Exercise description:
Where the word "Perfect" occurs in a line, return that line.

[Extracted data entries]
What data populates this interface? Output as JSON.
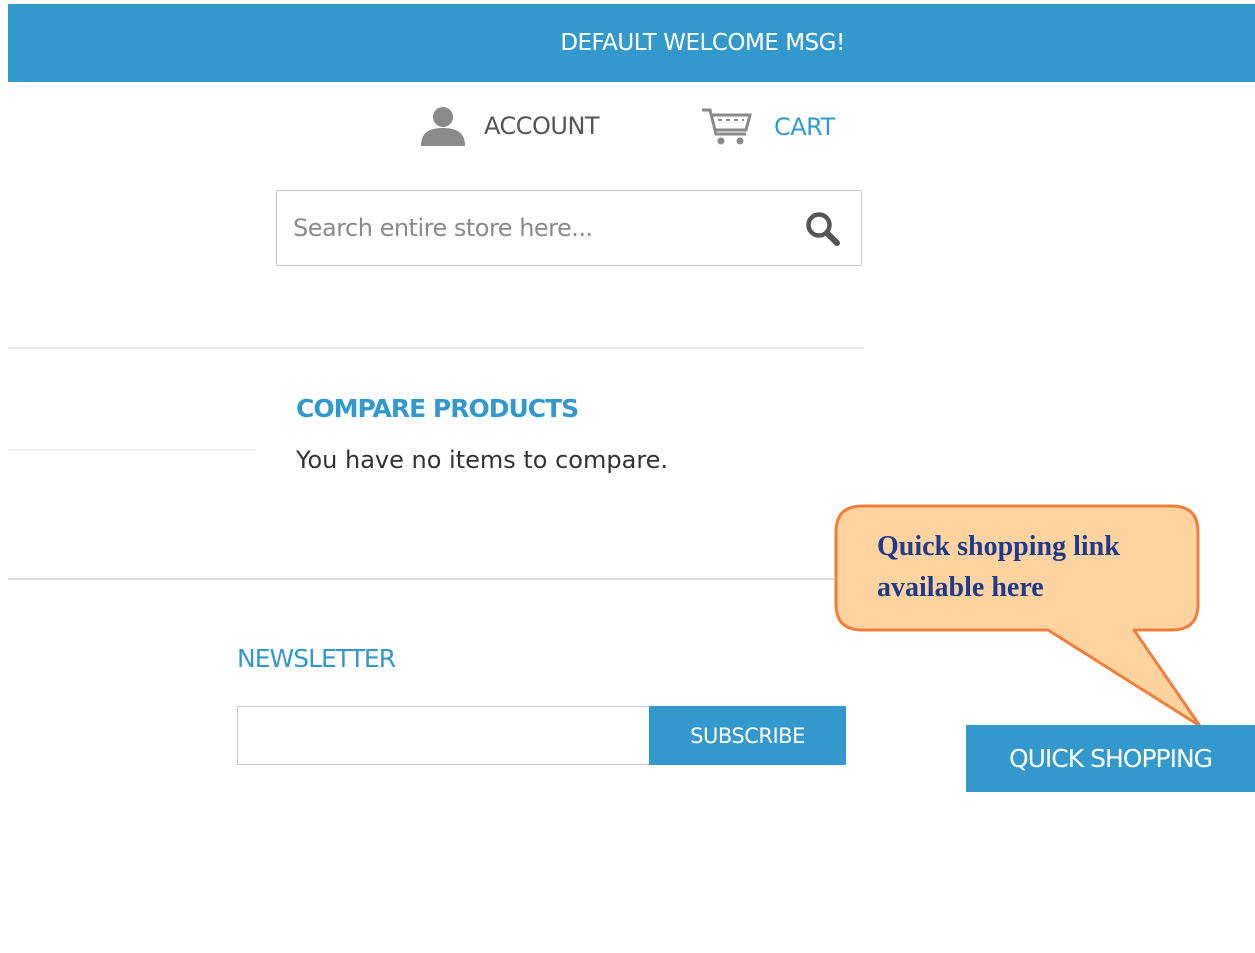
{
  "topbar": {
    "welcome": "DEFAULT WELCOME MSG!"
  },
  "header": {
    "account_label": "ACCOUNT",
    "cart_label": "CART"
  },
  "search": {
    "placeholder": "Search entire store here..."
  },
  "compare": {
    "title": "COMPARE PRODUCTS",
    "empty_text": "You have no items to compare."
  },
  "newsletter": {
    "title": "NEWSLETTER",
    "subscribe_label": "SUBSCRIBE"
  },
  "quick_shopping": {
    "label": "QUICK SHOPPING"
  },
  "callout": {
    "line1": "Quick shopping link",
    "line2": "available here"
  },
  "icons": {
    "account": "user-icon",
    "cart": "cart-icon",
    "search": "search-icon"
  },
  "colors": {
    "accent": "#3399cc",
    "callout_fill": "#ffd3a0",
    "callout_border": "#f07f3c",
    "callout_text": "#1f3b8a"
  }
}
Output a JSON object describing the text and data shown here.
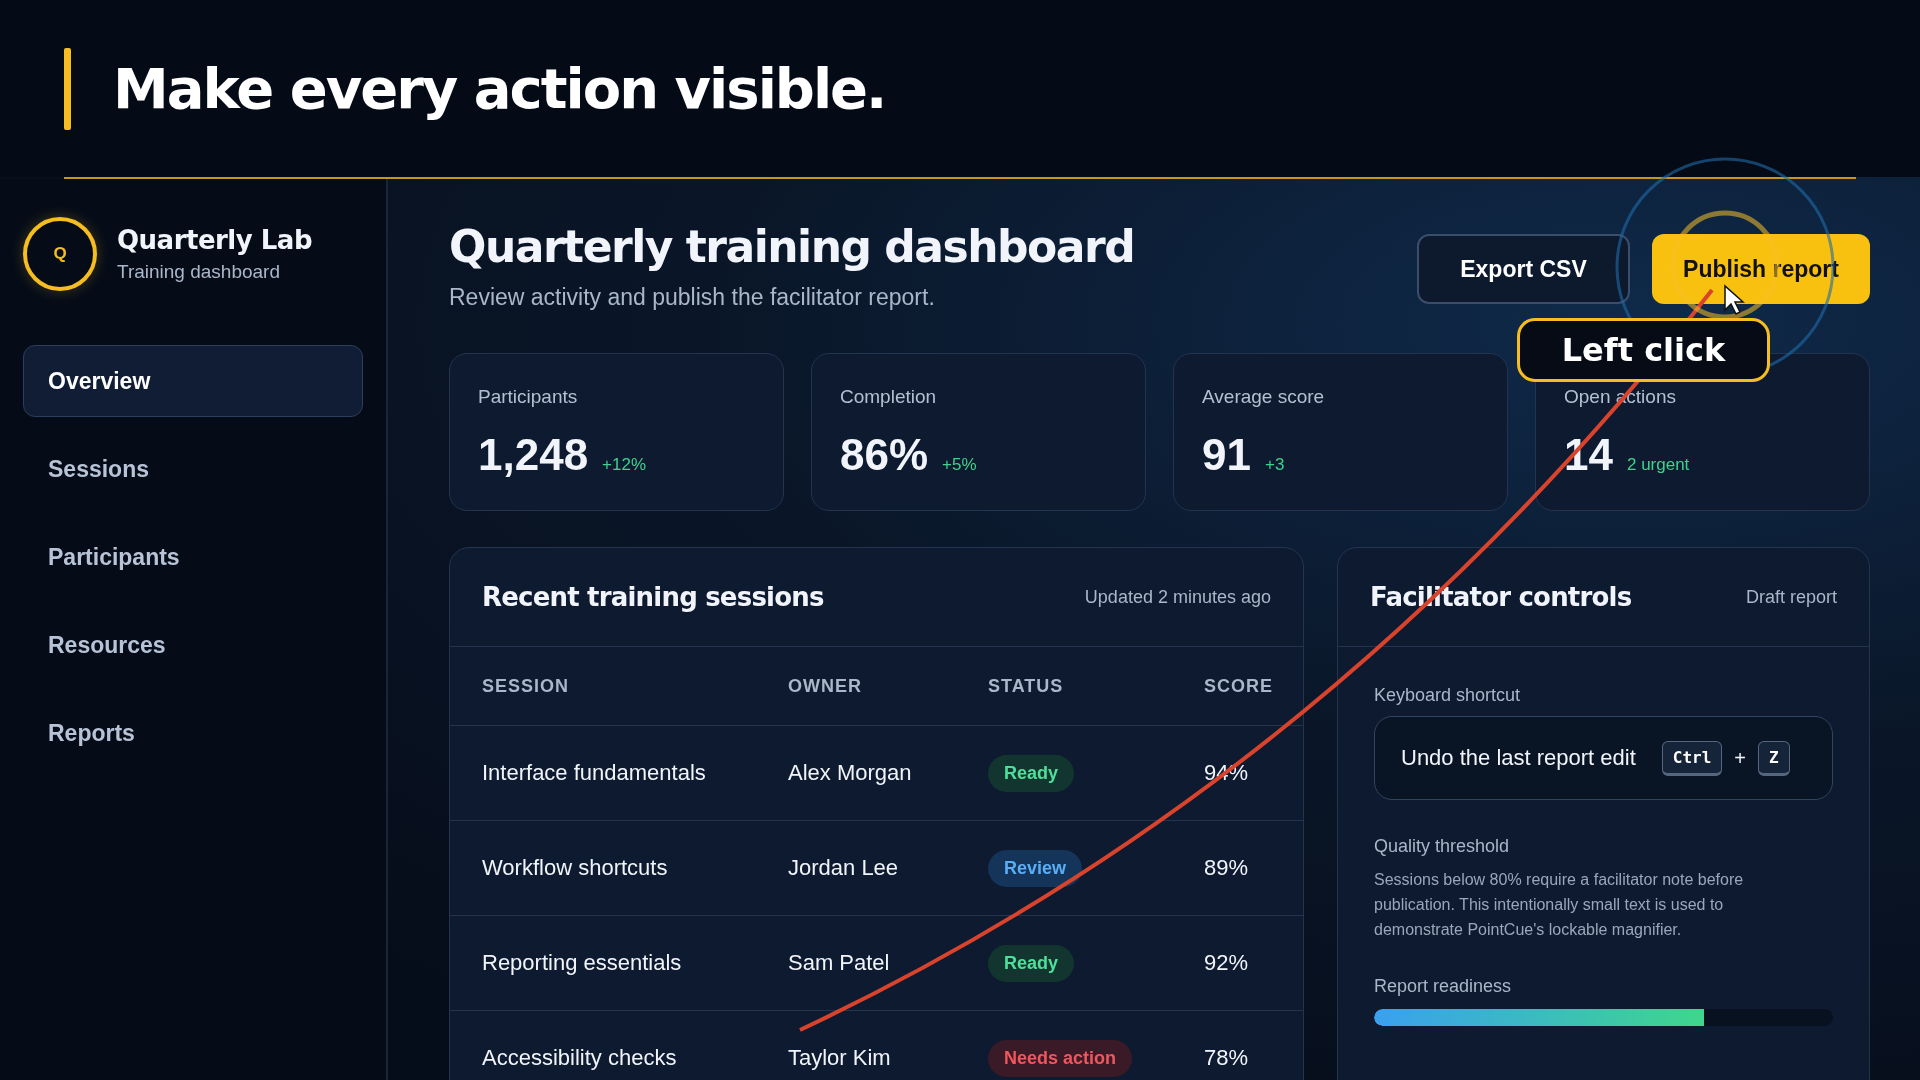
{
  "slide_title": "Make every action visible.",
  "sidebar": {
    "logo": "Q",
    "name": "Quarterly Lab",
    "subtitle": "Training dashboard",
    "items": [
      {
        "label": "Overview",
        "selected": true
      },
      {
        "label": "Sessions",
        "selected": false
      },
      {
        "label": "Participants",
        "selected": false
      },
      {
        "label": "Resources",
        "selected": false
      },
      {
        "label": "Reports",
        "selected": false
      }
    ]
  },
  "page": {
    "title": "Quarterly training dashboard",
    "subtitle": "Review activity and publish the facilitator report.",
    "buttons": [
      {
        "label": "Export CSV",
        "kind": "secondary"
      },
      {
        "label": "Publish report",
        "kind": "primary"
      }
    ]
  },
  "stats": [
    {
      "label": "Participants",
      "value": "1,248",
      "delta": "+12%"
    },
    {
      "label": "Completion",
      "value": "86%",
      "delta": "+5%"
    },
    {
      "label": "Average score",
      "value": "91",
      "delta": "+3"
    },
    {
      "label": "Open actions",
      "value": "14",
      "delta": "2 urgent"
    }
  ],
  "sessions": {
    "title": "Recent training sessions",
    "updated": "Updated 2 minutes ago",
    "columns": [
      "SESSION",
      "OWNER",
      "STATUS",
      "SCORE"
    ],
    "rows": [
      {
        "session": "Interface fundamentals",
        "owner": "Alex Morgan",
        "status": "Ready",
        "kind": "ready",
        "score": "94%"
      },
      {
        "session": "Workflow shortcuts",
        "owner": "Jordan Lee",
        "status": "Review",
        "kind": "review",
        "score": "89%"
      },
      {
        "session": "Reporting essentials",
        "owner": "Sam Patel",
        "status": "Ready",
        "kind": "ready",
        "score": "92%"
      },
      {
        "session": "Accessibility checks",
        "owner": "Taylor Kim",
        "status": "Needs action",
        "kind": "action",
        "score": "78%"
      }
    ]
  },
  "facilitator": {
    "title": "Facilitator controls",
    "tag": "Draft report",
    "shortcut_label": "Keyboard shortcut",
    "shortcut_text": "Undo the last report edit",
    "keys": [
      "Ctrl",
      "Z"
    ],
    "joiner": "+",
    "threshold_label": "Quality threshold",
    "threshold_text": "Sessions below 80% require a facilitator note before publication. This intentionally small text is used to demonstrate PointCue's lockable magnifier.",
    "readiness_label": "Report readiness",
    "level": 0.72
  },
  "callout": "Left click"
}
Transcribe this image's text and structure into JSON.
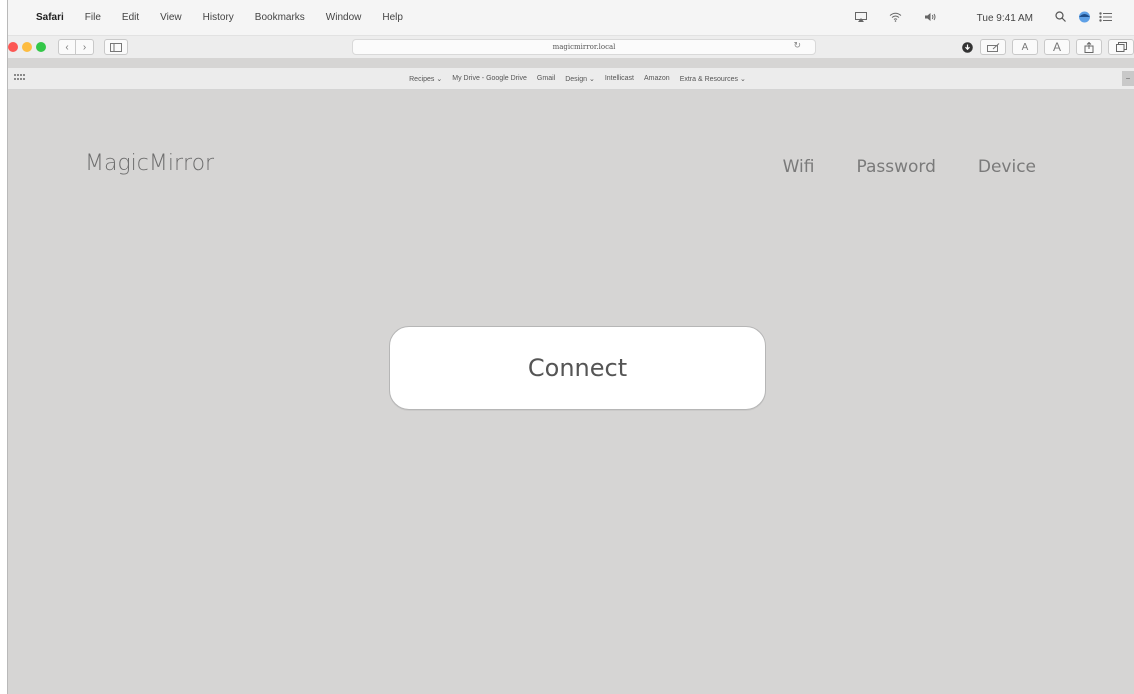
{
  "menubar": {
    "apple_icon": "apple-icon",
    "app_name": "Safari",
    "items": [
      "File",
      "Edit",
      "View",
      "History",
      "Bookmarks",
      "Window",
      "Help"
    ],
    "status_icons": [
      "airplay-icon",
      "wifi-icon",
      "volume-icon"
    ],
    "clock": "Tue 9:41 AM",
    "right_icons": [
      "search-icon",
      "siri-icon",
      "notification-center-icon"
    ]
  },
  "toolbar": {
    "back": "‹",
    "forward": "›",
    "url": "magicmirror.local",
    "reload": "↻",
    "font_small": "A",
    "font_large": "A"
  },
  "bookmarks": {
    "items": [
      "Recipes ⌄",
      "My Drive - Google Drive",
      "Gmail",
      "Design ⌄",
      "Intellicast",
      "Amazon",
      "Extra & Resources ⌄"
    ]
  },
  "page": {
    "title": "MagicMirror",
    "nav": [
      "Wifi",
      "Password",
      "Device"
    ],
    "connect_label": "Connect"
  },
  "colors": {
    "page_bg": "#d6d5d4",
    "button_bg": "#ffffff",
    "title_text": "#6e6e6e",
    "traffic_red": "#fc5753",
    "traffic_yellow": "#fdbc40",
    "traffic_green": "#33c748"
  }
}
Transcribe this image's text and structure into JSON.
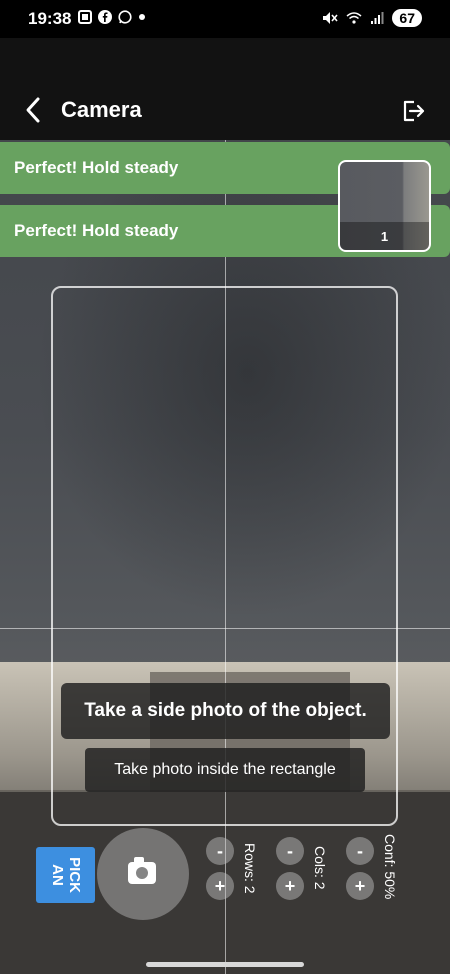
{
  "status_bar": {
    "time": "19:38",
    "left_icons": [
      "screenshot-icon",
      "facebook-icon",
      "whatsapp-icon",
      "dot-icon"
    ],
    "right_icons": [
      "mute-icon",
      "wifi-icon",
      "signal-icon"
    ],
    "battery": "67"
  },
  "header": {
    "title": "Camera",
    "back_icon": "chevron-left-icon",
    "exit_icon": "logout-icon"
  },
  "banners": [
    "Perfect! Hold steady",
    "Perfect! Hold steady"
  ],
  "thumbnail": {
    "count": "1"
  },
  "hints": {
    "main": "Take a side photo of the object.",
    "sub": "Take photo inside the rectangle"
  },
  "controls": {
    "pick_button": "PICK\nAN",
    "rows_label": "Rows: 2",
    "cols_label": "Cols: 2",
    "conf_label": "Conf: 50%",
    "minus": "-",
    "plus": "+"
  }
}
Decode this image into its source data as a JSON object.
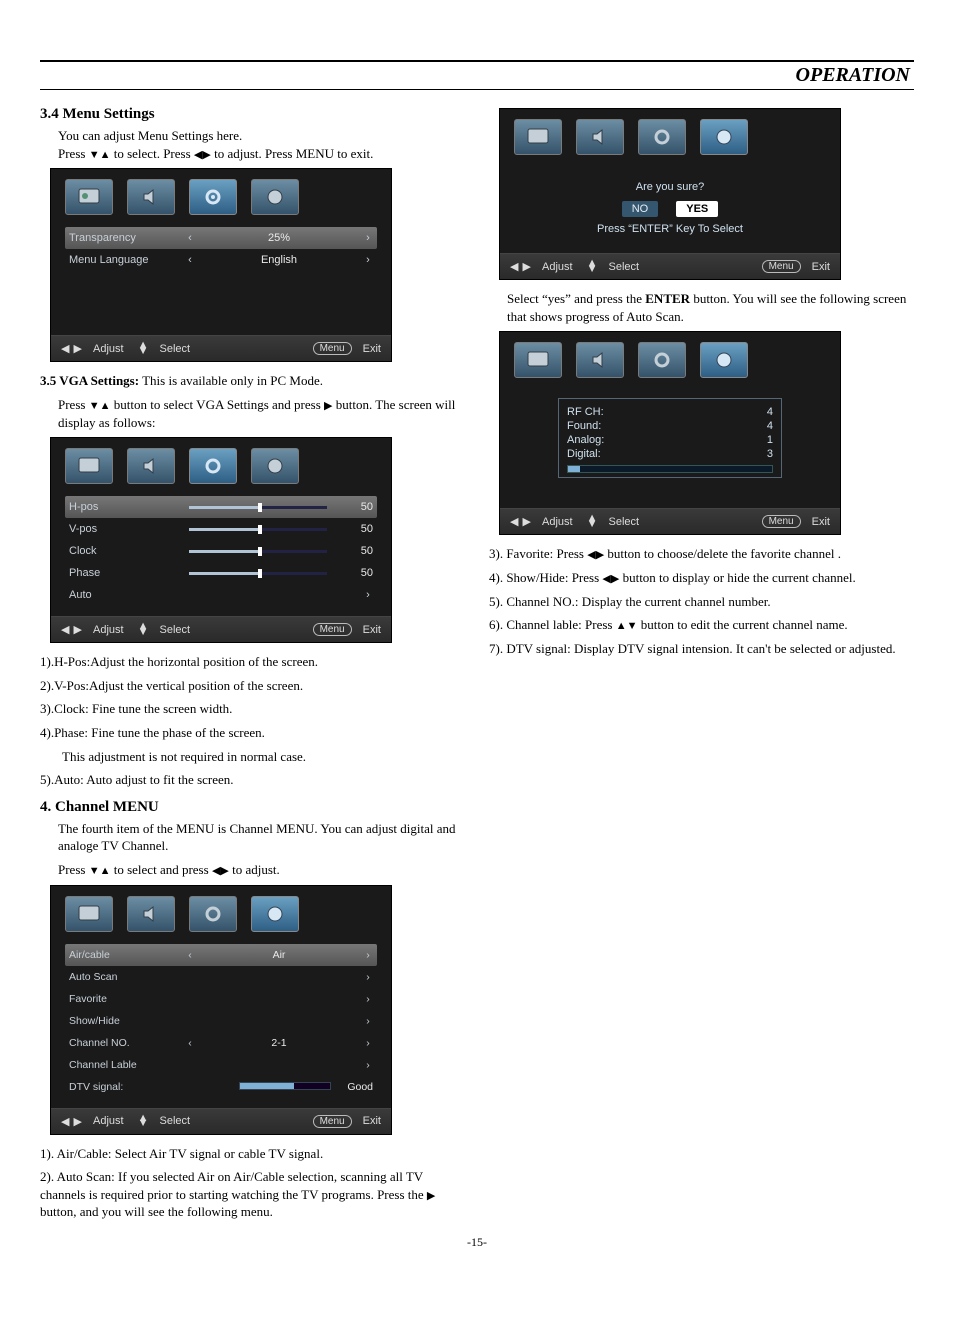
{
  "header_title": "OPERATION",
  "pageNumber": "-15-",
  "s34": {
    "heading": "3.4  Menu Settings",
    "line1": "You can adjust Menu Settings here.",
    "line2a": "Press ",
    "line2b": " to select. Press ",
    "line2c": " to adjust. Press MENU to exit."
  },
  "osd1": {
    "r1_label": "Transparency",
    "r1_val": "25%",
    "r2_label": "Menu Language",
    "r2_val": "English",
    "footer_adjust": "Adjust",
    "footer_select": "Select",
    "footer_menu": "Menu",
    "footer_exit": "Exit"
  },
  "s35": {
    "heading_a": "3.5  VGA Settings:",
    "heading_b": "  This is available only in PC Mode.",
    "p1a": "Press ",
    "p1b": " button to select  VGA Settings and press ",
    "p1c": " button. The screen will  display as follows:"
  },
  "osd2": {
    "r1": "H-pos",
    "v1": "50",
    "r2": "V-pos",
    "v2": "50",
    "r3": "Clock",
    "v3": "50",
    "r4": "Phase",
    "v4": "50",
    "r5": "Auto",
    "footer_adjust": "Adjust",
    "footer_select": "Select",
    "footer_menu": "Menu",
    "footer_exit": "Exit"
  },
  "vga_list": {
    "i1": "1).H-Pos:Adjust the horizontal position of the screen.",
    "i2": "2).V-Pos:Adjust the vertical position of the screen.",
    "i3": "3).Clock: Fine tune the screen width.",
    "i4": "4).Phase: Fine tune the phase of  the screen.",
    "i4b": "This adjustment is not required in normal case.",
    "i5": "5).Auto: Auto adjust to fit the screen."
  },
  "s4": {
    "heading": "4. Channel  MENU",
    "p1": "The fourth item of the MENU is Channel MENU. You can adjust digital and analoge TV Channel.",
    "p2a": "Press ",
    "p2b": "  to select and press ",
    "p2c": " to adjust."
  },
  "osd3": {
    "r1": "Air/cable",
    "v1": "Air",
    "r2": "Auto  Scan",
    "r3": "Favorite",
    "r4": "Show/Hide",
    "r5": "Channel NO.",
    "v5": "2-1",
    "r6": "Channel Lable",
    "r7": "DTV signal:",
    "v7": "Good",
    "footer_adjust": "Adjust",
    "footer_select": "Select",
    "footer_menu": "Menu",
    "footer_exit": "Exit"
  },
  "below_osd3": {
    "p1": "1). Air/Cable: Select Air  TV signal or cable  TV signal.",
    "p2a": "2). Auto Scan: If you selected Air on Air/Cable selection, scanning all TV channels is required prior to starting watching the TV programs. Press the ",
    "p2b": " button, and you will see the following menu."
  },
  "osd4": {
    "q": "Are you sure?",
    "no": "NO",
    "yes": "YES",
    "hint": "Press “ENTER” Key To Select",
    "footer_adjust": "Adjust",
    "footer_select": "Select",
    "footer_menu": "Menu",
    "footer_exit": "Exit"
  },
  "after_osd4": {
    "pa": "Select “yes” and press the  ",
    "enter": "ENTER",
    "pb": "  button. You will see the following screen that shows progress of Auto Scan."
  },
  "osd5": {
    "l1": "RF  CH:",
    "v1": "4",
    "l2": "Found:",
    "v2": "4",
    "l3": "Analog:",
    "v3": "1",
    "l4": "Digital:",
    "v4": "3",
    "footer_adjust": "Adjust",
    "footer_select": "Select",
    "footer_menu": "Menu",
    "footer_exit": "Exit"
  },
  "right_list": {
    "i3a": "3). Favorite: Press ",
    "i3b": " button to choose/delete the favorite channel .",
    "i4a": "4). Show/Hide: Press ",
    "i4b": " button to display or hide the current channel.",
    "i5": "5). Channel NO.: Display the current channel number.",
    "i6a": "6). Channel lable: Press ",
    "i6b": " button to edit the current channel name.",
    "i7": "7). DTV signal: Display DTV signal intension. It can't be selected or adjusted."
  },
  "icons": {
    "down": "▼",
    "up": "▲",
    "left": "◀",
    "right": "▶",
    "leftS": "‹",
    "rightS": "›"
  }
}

Correct response:
    "Perfect! Hold steady",
    "Perfect! Hold steady"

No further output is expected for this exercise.